Exercise instructions: Where a line contains the word "Обведи", copy that line in full.

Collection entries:

************

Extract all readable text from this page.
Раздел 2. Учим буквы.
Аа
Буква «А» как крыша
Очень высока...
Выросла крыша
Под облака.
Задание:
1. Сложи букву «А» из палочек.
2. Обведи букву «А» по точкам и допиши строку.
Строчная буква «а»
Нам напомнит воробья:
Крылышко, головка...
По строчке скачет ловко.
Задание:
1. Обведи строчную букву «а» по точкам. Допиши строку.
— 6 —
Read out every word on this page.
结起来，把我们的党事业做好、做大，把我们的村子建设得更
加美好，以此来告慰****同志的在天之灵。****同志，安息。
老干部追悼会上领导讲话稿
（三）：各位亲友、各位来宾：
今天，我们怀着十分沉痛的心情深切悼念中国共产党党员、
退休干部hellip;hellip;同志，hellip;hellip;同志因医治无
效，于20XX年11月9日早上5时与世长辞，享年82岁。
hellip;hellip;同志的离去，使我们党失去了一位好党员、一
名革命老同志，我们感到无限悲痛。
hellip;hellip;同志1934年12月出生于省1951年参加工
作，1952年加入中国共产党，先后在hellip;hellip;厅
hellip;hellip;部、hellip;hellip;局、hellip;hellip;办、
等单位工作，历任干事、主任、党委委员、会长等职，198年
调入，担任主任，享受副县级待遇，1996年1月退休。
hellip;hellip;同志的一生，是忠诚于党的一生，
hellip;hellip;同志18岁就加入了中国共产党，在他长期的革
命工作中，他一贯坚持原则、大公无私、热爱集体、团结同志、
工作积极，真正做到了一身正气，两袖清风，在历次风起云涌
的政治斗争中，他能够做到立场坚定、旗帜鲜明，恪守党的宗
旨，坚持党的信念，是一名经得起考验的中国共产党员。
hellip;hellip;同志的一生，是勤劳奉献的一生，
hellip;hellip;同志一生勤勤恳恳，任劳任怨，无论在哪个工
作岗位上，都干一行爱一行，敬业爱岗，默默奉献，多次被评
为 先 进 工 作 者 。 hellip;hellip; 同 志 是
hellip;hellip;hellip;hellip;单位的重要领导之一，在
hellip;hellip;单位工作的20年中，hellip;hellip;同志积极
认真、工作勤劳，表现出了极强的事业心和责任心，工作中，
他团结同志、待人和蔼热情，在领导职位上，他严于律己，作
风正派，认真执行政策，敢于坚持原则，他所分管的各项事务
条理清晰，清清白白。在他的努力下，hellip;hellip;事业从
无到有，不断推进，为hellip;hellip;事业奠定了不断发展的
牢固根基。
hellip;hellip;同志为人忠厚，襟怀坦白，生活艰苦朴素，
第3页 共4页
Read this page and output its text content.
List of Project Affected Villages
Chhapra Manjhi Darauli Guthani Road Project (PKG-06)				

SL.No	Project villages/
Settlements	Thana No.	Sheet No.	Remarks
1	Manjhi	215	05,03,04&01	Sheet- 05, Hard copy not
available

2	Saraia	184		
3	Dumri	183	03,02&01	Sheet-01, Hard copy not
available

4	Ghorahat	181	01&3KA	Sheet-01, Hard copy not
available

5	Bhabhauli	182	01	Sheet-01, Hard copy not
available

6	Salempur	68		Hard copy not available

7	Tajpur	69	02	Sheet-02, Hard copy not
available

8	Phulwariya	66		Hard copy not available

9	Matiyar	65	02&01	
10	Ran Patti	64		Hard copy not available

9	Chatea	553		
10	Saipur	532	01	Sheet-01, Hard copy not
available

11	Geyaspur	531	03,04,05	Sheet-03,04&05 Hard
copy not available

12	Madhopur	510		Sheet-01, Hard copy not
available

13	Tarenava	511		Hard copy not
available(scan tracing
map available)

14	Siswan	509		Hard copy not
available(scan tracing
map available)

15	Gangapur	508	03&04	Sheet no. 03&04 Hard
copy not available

************

Reply:
2. Обведи букву «А» по точкам и допиши строку.
1. Обведи строчную букву «а» по точкам. Допиши строку.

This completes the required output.